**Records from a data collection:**
══════
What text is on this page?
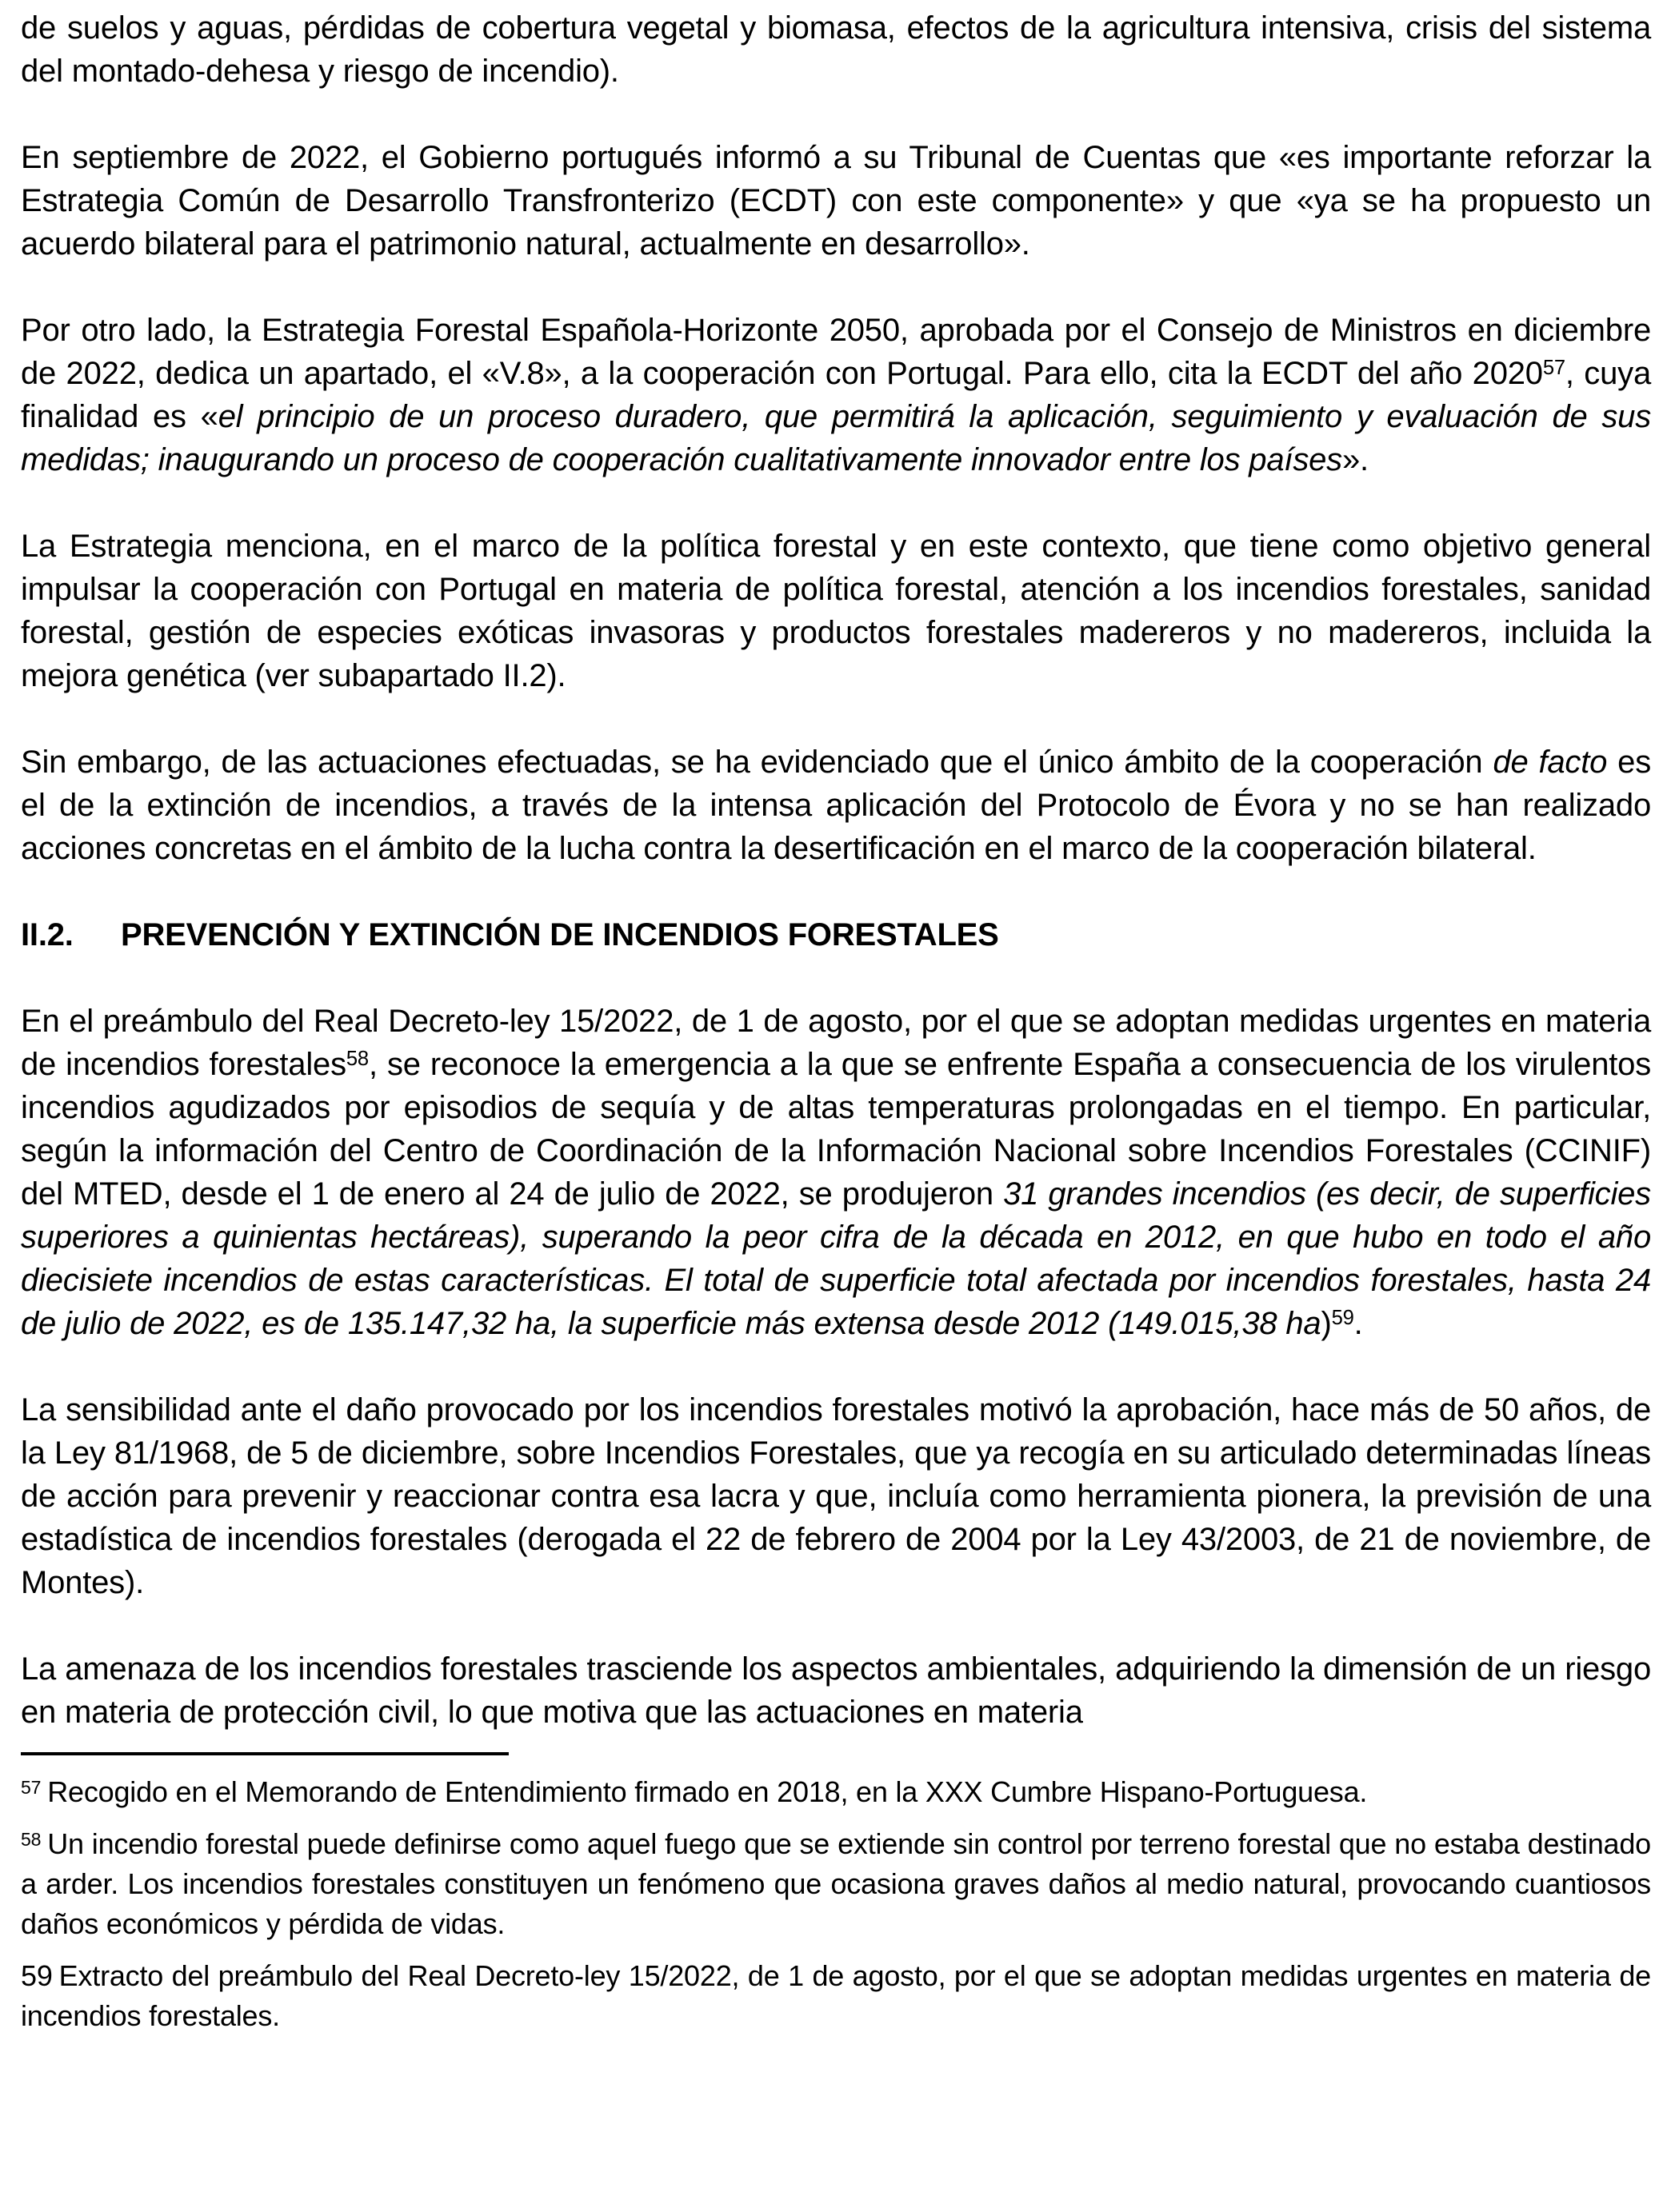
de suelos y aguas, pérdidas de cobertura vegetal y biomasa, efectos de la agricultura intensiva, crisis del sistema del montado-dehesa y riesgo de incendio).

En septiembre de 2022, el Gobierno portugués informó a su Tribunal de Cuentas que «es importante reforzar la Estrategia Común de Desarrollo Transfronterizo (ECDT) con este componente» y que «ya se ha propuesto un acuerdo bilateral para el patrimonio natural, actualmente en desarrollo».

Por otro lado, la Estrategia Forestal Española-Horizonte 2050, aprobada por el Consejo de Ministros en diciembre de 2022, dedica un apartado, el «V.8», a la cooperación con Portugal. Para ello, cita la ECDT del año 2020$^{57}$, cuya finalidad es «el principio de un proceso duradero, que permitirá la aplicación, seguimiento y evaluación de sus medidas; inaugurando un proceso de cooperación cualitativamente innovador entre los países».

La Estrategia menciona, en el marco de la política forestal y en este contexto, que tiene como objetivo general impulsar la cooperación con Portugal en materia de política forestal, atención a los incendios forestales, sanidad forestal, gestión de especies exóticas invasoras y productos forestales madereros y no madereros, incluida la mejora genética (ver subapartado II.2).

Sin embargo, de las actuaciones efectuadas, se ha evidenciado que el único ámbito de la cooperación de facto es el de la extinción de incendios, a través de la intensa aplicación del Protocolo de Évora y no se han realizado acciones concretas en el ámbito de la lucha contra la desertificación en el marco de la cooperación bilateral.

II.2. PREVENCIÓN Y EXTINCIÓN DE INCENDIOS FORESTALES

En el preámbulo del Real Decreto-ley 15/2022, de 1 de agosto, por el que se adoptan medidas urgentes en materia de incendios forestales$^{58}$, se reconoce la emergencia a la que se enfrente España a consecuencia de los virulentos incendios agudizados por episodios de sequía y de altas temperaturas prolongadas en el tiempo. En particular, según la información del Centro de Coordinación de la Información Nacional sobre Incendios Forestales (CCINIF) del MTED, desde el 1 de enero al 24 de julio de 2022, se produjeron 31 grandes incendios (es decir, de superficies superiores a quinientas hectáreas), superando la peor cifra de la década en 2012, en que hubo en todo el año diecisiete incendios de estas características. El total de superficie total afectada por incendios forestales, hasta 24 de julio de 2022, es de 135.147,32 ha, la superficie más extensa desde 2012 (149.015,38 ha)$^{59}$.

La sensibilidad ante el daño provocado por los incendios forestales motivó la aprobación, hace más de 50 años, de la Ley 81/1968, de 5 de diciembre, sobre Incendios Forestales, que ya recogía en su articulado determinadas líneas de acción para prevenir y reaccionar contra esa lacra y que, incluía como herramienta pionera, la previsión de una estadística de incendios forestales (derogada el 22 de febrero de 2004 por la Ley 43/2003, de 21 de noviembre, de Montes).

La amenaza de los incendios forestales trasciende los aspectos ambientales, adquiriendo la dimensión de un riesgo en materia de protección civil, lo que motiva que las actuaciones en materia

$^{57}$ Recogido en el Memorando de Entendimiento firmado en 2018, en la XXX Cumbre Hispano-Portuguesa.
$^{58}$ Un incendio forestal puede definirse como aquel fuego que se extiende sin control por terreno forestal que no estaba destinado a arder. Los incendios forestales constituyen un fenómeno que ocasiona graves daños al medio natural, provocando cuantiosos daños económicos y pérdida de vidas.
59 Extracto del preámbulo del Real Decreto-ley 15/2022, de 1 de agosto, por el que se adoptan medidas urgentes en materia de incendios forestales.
══════
Copy the entries exactly. Leave out the images.

What text is on this page?
de suelos y aguas, pérdidas de cobertura vegetal y biomasa, efectos de la agricultura intensiva, crisis del sistema del montado-dehesa y riesgo de incendio).

En septiembre de 2022, el Gobierno portugués informó a su Tribunal de Cuentas que «es importante reforzar la Estrategia Común de Desarrollo Transfronterizo (ECDT) con este componente» y que «ya se ha propuesto un acuerdo bilateral para el patrimonio natural, actualmente en desarrollo».

Por otro lado, la Estrategia Forestal Española-Horizonte 2050, aprobada por el Consejo de Ministros en diciembre de 2022, dedica un apartado, el «V.8», a la cooperación con Portugal. Para ello, cita la ECDT del año 2020$^{57}$, cuya finalidad es «el principio de un proceso duradero, que permitirá la aplicación, seguimiento y evaluación de sus medidas; inaugurando un proceso de cooperación cualitativamente innovador entre los países».

La Estrategia menciona, en el marco de la política forestal y en este contexto, que tiene como objetivo general impulsar la cooperación con Portugal en materia de política forestal, atención a los incendios forestales, sanidad forestal, gestión de especies exóticas invasoras y productos forestales madereros y no madereros, incluida la mejora genética (ver subapartado II.2).

Sin embargo, de las actuaciones efectuadas, se ha evidenciado que el único ámbito de la cooperación de facto es el de la extinción de incendios, a través de la intensa aplicación del Protocolo de Évora y no se han realizado acciones concretas en el ámbito de la lucha contra la desertificación en el marco de la cooperación bilateral.

II.2. PREVENCIÓN Y EXTINCIÓN DE INCENDIOS FORESTALES

En el preámbulo del Real Decreto-ley 15/2022, de 1 de agosto, por el que se adoptan medidas urgentes en materia de incendios forestales$^{58}$, se reconoce la emergencia a la que se enfrente España a consecuencia de los virulentos incendios agudizados por episodios de sequía y de altas temperaturas prolongadas en el tiempo. En particular, según la información del Centro de Coordinación de la Información Nacional sobre Incendios Forestales (CCINIF) del MTED, desde el 1 de enero al 24 de julio de 2022, se produjeron 31 grandes incendios (es decir, de superficies superiores a quinientas hectáreas), superando la peor cifra de la década en 2012, en que hubo en todo el año diecisiete incendios de estas características. El total de superficie total afectada por incendios forestales, hasta 24 de julio de 2022, es de 135.147,32 ha, la superficie más extensa desde 2012 (149.015,38 ha)$^{59}$.

La sensibilidad ante el daño provocado por los incendios forestales motivó la aprobación, hace más de 50 años, de la Ley 81/1968, de 5 de diciembre, sobre Incendios Forestales, que ya recogía en su articulado determinadas líneas de acción para prevenir y reaccionar contra esa lacra y que, incluía como herramienta pionera, la previsión de una estadística de incendios forestales (derogada el 22 de febrero de 2004 por la Ley 43/2003, de 21 de noviembre, de Montes).

La amenaza de los incendios forestales trasciende los aspectos ambientales, adquiriendo la dimensión de un riesgo en materia de protección civil, lo que motiva que las actuaciones en materia

$^{57}$ Recogido en el Memorando de Entendimiento firmado en 2018, en la XXX Cumbre Hispano-Portuguesa.
$^{58}$ Un incendio forestal puede definirse como aquel fuego que se extiende sin control por terreno forestal que no estaba destinado a arder. Los incendios forestales constituyen un fenómeno que ocasiona graves daños al medio natural, provocando cuantiosos daños económicos y pérdida de vidas.
59 Extracto del preámbulo del Real Decreto-ley 15/2022, de 1 de agosto, por el que se adoptan medidas urgentes en materia de incendios forestales.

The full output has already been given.